# Records provided
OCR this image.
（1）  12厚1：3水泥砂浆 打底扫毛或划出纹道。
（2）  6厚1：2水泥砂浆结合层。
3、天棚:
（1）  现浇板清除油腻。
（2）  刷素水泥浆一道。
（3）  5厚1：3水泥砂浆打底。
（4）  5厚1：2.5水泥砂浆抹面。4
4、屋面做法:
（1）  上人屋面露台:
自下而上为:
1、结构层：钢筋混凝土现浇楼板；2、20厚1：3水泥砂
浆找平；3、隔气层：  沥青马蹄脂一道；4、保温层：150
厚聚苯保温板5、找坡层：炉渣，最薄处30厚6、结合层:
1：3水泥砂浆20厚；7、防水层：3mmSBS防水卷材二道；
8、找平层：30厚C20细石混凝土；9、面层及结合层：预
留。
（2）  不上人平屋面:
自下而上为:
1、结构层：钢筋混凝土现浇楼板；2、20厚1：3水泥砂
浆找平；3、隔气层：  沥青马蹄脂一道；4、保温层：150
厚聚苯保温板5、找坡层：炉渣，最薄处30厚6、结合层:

# Prompt
Restate the listing above word for word.

# Response to this exercise
OCR this image.
（1）  12厚1：3水泥砂浆 打底扫毛或划出纹道。
（2）  6厚1：2水泥砂浆结合层。
3、天棚:
（1）  现浇板清除油腻。
（2）  刷素水泥浆一道。
（3）  5厚1：3水泥砂浆打底。
（4）  5厚1：2.5水泥砂浆抹面。4
4、屋面做法:
（1）  上人屋面露台:
自下而上为:
1、结构层：钢筋混凝土现浇楼板；2、20厚1：3水泥砂
浆找平；3、隔气层：  沥青马蹄脂一道；4、保温层：150
厚聚苯保温板5、找坡层：炉渣，最薄处30厚6、结合层:
1：3水泥砂浆20厚；7、防水层：3mmSBS防水卷材二道；
8、找平层：30厚C20细石混凝土；9、面层及结合层：预
留。
（2）  不上人平屋面:
自下而上为:
1、结构层：钢筋混凝土现浇楼板；2、20厚1：3水泥砂
浆找平；3、隔气层：  沥青马蹄脂一道；4、保温层：150
厚聚苯保温板5、找坡层：炉渣，最薄处30厚6、结合层:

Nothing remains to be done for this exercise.